╔══

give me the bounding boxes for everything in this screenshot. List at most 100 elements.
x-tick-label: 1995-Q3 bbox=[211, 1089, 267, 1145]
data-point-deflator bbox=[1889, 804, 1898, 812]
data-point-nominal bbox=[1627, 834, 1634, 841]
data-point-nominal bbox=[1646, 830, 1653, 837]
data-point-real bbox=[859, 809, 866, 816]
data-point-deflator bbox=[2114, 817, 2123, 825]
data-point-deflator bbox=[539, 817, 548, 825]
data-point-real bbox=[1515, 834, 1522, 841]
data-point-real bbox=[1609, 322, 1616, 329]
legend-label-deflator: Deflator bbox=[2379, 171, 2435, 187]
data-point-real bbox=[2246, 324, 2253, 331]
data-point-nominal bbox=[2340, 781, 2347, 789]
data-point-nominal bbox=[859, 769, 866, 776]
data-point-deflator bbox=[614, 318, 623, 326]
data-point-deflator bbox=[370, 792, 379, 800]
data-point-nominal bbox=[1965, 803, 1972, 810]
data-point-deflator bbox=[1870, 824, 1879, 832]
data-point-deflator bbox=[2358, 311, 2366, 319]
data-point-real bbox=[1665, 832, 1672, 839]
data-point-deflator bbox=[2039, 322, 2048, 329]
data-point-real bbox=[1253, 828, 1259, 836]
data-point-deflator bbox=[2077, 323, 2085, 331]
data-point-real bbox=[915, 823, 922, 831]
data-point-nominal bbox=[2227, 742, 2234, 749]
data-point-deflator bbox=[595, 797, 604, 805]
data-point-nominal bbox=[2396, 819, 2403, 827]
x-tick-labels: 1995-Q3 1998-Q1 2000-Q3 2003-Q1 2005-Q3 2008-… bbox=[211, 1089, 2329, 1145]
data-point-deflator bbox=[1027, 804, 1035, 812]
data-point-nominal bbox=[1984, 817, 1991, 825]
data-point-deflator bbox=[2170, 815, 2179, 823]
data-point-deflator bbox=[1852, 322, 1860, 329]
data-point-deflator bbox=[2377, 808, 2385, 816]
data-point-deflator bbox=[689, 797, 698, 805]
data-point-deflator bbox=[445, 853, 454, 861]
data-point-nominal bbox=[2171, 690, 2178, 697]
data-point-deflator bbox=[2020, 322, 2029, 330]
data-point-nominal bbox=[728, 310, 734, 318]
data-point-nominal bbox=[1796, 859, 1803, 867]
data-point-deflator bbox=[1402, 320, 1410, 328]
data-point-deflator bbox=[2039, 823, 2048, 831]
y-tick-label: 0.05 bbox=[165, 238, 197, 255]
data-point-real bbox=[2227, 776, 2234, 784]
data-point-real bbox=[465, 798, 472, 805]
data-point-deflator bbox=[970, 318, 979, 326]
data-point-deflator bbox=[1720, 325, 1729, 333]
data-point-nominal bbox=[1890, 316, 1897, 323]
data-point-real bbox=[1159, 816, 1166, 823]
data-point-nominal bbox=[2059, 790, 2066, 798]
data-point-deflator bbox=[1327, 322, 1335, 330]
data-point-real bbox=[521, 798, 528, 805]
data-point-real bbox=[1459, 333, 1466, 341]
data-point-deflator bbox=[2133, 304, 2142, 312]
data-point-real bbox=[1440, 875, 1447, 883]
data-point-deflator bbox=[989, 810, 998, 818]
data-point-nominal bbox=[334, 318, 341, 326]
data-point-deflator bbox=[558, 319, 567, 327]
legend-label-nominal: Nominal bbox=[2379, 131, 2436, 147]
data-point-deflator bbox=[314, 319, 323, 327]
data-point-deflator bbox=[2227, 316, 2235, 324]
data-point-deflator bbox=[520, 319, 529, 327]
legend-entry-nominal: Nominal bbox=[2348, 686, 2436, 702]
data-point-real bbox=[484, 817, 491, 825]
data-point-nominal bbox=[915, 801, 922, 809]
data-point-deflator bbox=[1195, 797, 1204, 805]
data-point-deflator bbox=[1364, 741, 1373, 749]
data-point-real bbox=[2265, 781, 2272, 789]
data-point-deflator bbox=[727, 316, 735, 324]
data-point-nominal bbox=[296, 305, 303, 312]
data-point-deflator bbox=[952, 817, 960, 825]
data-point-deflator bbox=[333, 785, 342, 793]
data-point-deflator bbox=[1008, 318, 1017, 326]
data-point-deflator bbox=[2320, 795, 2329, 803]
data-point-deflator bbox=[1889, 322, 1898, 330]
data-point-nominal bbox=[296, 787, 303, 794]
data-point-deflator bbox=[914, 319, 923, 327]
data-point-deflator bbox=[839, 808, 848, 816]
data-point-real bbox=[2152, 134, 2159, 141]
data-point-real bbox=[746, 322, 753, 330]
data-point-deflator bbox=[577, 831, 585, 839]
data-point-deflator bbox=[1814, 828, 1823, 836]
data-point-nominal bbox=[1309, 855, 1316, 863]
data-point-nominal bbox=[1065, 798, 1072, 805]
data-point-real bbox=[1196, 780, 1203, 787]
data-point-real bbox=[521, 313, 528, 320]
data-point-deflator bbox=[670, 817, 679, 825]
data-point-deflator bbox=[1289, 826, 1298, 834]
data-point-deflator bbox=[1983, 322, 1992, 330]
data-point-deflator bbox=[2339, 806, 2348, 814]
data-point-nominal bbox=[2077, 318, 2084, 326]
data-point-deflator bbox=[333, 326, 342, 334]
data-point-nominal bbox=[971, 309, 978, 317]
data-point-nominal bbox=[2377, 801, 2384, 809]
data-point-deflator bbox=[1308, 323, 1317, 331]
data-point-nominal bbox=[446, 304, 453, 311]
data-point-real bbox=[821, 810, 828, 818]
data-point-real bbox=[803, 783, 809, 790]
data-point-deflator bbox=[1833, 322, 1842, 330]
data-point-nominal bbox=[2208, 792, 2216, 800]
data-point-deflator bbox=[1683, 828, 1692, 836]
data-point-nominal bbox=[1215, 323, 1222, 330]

╚══

DIRECTIVE -
Reproduce each of the entries above line for line, with no changes.

SOLUTION -
give me the bounding boxes for everything in this screenshot. List at most 100 elements.
x-tick-label: 1995-Q3 bbox=[211, 1089, 267, 1145]
data-point-deflator bbox=[1889, 804, 1898, 812]
data-point-nominal bbox=[1627, 834, 1634, 841]
data-point-nominal bbox=[1646, 830, 1653, 837]
data-point-real bbox=[859, 809, 866, 816]
data-point-deflator bbox=[2114, 817, 2123, 825]
data-point-deflator bbox=[539, 817, 548, 825]
data-point-real bbox=[1515, 834, 1522, 841]
data-point-real bbox=[1609, 322, 1616, 329]
legend-label-deflator: Deflator bbox=[2379, 171, 2435, 187]
data-point-real bbox=[2246, 324, 2253, 331]
data-point-nominal bbox=[2340, 781, 2347, 789]
data-point-nominal bbox=[859, 769, 866, 776]
data-point-deflator bbox=[614, 318, 623, 326]
data-point-deflator bbox=[370, 792, 379, 800]
data-point-nominal bbox=[1965, 803, 1972, 810]
data-point-deflator bbox=[1870, 824, 1879, 832]
data-point-deflator bbox=[2358, 311, 2366, 319]
data-point-real bbox=[1665, 832, 1672, 839]
data-point-deflator bbox=[2039, 322, 2048, 329]
data-point-real bbox=[1253, 828, 1259, 836]
data-point-deflator bbox=[2077, 323, 2085, 331]
data-point-real bbox=[915, 823, 922, 831]
data-point-nominal bbox=[2227, 742, 2234, 749]
data-point-deflator bbox=[595, 797, 604, 805]
data-point-nominal bbox=[2396, 819, 2403, 827]
x-tick-labels: 1995-Q3 1998-Q1 2000-Q3 2003-Q1 2005-Q3 2008-… bbox=[211, 1089, 2329, 1145]
data-point-deflator bbox=[1027, 804, 1035, 812]
data-point-nominal bbox=[1984, 817, 1991, 825]
data-point-deflator bbox=[2170, 815, 2179, 823]
data-point-deflator bbox=[1852, 322, 1860, 329]
data-point-deflator bbox=[2377, 808, 2385, 816]
data-point-deflator bbox=[689, 797, 698, 805]
data-point-deflator bbox=[445, 853, 454, 861]
data-point-nominal bbox=[2171, 690, 2178, 697]
data-point-deflator bbox=[2020, 322, 2029, 330]
data-point-nominal bbox=[728, 310, 734, 318]
data-point-nominal bbox=[1796, 859, 1803, 867]
data-point-deflator bbox=[1402, 320, 1410, 328]
data-point-deflator bbox=[2039, 823, 2048, 831]
y-tick-label: 0.05 bbox=[165, 238, 197, 255]
data-point-real bbox=[2227, 776, 2234, 784]
data-point-real bbox=[465, 798, 472, 805]
data-point-deflator bbox=[970, 318, 979, 326]
data-point-deflator bbox=[1720, 325, 1729, 333]
data-point-nominal bbox=[1890, 316, 1897, 323]
data-point-real bbox=[1159, 816, 1166, 823]
data-point-nominal bbox=[2059, 790, 2066, 798]
data-point-deflator bbox=[1327, 322, 1335, 330]
data-point-real bbox=[521, 798, 528, 805]
data-point-real bbox=[1459, 333, 1466, 341]
data-point-deflator bbox=[2133, 304, 2142, 312]
data-point-real bbox=[1440, 875, 1447, 883]
data-point-deflator bbox=[989, 810, 998, 818]
data-point-nominal bbox=[334, 318, 341, 326]
data-point-deflator bbox=[558, 319, 567, 327]
legend-label-nominal: Nominal bbox=[2379, 131, 2436, 147]
data-point-deflator bbox=[314, 319, 323, 327]
data-point-deflator bbox=[2227, 316, 2235, 324]
data-point-deflator bbox=[520, 319, 529, 327]
legend-entry-nominal: Nominal bbox=[2348, 686, 2436, 702]
data-point-real bbox=[484, 817, 491, 825]
data-point-nominal bbox=[915, 801, 922, 809]
data-point-deflator bbox=[1195, 797, 1204, 805]
data-point-deflator bbox=[1364, 741, 1373, 749]
data-point-real bbox=[2265, 781, 2272, 789]
data-point-deflator bbox=[727, 316, 735, 324]
data-point-nominal bbox=[296, 305, 303, 312]
data-point-deflator bbox=[952, 817, 960, 825]
data-point-deflator bbox=[333, 785, 342, 793]
data-point-deflator bbox=[1008, 318, 1017, 326]
data-point-deflator bbox=[2320, 795, 2329, 803]
data-point-deflator bbox=[1889, 322, 1898, 330]
data-point-nominal bbox=[296, 787, 303, 794]
data-point-deflator bbox=[914, 319, 923, 327]
data-point-deflator bbox=[839, 808, 848, 816]
data-point-real bbox=[2152, 134, 2159, 141]
data-point-real bbox=[746, 322, 753, 330]
data-point-deflator bbox=[577, 831, 585, 839]
data-point-deflator bbox=[1814, 828, 1823, 836]
data-point-nominal bbox=[1309, 855, 1316, 863]
data-point-nominal bbox=[1065, 798, 1072, 805]
data-point-real bbox=[1196, 780, 1203, 787]
data-point-real bbox=[521, 313, 528, 320]
data-point-deflator bbox=[670, 817, 679, 825]
data-point-deflator bbox=[1289, 826, 1298, 834]
data-point-deflator bbox=[1983, 322, 1992, 330]
data-point-deflator bbox=[2339, 806, 2348, 814]
data-point-nominal bbox=[2077, 318, 2084, 326]
data-point-deflator bbox=[333, 326, 342, 334]
data-point-nominal bbox=[971, 309, 978, 317]
data-point-nominal bbox=[2377, 801, 2384, 809]
data-point-deflator bbox=[1308, 323, 1317, 331]
data-point-nominal bbox=[446, 304, 453, 311]
data-point-real bbox=[821, 810, 828, 818]
data-point-real bbox=[803, 783, 809, 790]
data-point-deflator bbox=[1833, 322, 1842, 330]
data-point-nominal bbox=[2208, 792, 2216, 800]
data-point-deflator bbox=[1683, 828, 1692, 836]
data-point-nominal bbox=[1215, 323, 1222, 330]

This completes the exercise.